Take the entries below and reproduce them word for word.

============

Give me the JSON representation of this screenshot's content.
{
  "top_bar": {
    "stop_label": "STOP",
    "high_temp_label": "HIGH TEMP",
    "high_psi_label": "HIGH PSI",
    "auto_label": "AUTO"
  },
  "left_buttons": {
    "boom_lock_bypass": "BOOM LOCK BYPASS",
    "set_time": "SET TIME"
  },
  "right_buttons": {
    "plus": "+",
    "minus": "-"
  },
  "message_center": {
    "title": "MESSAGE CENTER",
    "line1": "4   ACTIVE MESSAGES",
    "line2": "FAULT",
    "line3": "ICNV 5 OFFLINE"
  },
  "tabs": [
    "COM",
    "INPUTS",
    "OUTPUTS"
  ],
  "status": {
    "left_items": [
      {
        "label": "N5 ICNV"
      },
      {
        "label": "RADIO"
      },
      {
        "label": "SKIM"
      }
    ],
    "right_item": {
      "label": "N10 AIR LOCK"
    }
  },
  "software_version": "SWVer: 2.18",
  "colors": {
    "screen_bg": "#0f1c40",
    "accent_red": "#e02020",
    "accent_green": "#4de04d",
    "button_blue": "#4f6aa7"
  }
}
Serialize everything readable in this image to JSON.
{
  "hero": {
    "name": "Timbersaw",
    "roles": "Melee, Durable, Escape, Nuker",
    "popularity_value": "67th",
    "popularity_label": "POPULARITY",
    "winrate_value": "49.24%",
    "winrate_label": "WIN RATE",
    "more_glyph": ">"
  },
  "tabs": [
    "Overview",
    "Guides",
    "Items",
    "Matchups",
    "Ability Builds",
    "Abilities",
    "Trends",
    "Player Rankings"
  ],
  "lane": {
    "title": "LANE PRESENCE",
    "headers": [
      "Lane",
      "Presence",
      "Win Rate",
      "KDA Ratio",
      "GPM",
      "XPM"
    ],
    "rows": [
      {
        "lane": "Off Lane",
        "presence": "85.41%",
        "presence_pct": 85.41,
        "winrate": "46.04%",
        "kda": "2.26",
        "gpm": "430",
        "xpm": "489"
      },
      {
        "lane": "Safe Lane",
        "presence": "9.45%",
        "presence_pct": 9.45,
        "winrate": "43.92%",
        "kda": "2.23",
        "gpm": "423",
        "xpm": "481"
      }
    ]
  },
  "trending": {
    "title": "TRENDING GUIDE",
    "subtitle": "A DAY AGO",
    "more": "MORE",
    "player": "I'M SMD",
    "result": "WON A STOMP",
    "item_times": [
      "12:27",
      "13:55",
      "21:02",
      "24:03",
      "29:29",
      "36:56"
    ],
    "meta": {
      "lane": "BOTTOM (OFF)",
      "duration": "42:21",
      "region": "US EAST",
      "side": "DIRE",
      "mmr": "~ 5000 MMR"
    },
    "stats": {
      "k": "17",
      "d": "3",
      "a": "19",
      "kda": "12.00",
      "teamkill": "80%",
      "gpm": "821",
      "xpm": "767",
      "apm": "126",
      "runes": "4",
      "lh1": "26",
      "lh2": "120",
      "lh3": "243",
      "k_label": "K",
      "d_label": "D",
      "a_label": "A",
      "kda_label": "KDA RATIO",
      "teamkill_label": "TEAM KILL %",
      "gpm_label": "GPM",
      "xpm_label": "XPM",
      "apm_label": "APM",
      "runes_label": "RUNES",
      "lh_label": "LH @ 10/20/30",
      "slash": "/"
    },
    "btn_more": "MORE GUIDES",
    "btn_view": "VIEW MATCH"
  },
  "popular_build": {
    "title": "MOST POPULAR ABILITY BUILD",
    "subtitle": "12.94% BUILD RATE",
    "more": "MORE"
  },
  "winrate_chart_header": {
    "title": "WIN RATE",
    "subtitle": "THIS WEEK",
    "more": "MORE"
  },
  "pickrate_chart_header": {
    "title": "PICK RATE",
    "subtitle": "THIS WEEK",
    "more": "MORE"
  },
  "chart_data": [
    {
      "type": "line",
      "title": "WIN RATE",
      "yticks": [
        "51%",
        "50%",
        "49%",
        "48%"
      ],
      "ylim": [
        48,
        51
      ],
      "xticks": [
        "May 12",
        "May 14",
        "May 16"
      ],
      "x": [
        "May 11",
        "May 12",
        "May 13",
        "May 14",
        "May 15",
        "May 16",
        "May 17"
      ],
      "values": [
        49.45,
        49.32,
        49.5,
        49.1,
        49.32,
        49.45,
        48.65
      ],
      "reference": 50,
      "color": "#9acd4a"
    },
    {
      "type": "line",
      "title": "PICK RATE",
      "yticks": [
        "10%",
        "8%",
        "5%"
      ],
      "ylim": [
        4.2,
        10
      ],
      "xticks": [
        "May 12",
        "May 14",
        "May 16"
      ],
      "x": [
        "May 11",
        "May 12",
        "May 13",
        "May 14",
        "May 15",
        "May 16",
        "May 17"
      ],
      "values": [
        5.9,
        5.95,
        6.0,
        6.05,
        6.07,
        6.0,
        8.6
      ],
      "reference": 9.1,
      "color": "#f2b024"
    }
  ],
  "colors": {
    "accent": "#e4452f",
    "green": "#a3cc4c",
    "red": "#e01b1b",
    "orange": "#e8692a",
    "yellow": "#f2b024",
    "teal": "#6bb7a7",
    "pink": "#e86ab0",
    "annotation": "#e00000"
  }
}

============

--- TASK RESPONSE ---
Give me the JSON representation of this screenshot's content.
{
  "top_bar": {
    "stop_label": "STOP",
    "high_temp_label": "HIGH TEMP",
    "high_psi_label": "HIGH PSI",
    "auto_label": "AUTO"
  },
  "left_buttons": {
    "boom_lock_bypass": "BOOM LOCK BYPASS",
    "set_time": "SET TIME"
  },
  "right_buttons": {
    "plus": "+",
    "minus": "-"
  },
  "message_center": {
    "title": "MESSAGE CENTER",
    "line1": "4   ACTIVE MESSAGES",
    "line2": "FAULT",
    "line3": "ICNV 5 OFFLINE"
  },
  "tabs": [
    "COM",
    "INPUTS",
    "OUTPUTS"
  ],
  "status": {
    "left_items": [
      {
        "label": "N5 ICNV"
      },
      {
        "label": "RADIO"
      },
      {
        "label": "SKIM"
      }
    ],
    "right_item": {
      "label": "N10 AIR LOCK"
    }
  },
  "software_version": "SWVer: 2.18",
  "colors": {
    "screen_bg": "#0f1c40",
    "accent_red": "#e02020",
    "accent_green": "#4de04d",
    "button_blue": "#4f6aa7"
  }
}
Serialize everything readable in this image to JSON.
{
  "hero": {
    "name": "Timbersaw",
    "roles": "Melee, Durable, Escape, Nuker",
    "popularity_value": "67th",
    "popularity_label": "POPULARITY",
    "winrate_value": "49.24%",
    "winrate_label": "WIN RATE",
    "more_glyph": ">"
  },
  "tabs": [
    "Overview",
    "Guides",
    "Items",
    "Matchups",
    "Ability Builds",
    "Abilities",
    "Trends",
    "Player Rankings"
  ],
  "lane": {
    "title": "LANE PRESENCE",
    "headers": [
      "Lane",
      "Presence",
      "Win Rate",
      "KDA Ratio",
      "GPM",
      "XPM"
    ],
    "rows": [
      {
        "lane": "Off Lane",
        "presence": "85.41%",
        "presence_pct": 85.41,
        "winrate": "46.04%",
        "kda": "2.26",
        "gpm": "430",
        "xpm": "489"
      },
      {
        "lane": "Safe Lane",
        "presence": "9.45%",
        "presence_pct": 9.45,
        "winrate": "43.92%",
        "kda": "2.23",
        "gpm": "423",
        "xpm": "481"
      }
    ]
  },
  "trending": {
    "title": "TRENDING GUIDE",
    "subtitle": "A DAY AGO",
    "more": "MORE",
    "player": "I'M SMD",
    "result": "WON A STOMP",
    "item_times": [
      "12:27",
      "13:55",
      "21:02",
      "24:03",
      "29:29",
      "36:56"
    ],
    "meta": {
      "lane": "BOTTOM (OFF)",
      "duration": "42:21",
      "region": "US EAST",
      "side": "DIRE",
      "mmr": "~ 5000 MMR"
    },
    "stats": {
      "k": "17",
      "d": "3",
      "a": "19",
      "kda": "12.00",
      "teamkill": "80%",
      "gpm": "821",
      "xpm": "767",
      "apm": "126",
      "runes": "4",
      "lh1": "26",
      "lh2": "120",
      "lh3": "243",
      "k_label": "K",
      "d_label": "D",
      "a_label": "A",
      "kda_label": "KDA RATIO",
      "teamkill_label": "TEAM KILL %",
      "gpm_label": "GPM",
      "xpm_label": "XPM",
      "apm_label": "APM",
      "runes_label": "RUNES",
      "lh_label": "LH @ 10/20/30",
      "slash": "/"
    },
    "btn_more": "MORE GUIDES",
    "btn_view": "VIEW MATCH"
  },
  "popular_build": {
    "title": "MOST POPULAR ABILITY BUILD",
    "subtitle": "12.94% BUILD RATE",
    "more": "MORE"
  },
  "winrate_chart_header": {
    "title": "WIN RATE",
    "subtitle": "THIS WEEK",
    "more": "MORE"
  },
  "pickrate_chart_header": {
    "title": "PICK RATE",
    "subtitle": "THIS WEEK",
    "more": "MORE"
  },
  "chart_data": [
    {
      "type": "line",
      "title": "WIN RATE",
      "yticks": [
        "51%",
        "50%",
        "49%",
        "48%"
      ],
      "ylim": [
        48,
        51
      ],
      "xticks": [
        "May 12",
        "May 14",
        "May 16"
      ],
      "x": [
        "May 11",
        "May 12",
        "May 13",
        "May 14",
        "May 15",
        "May 16",
        "May 17"
      ],
      "values": [
        49.45,
        49.32,
        49.5,
        49.1,
        49.32,
        49.45,
        48.65
      ],
      "reference": 50,
      "color": "#9acd4a"
    },
    {
      "type": "line",
      "title": "PICK RATE",
      "yticks": [
        "10%",
        "8%",
        "5%"
      ],
      "ylim": [
        4.2,
        10
      ],
      "xticks": [
        "May 12",
        "May 14",
        "May 16"
      ],
      "x": [
        "May 11",
        "May 12",
        "May 13",
        "May 14",
        "May 15",
        "May 16",
        "May 17"
      ],
      "values": [
        5.9,
        5.95,
        6.0,
        6.05,
        6.07,
        6.0,
        8.6
      ],
      "reference": 9.1,
      "color": "#f2b024"
    }
  ],
  "colors": {
    "accent": "#e4452f",
    "green": "#a3cc4c",
    "red": "#e01b1b",
    "orange": "#e8692a",
    "yellow": "#f2b024",
    "teal": "#6bb7a7",
    "pink": "#e86ab0",
    "annotation": "#e00000"
  }
}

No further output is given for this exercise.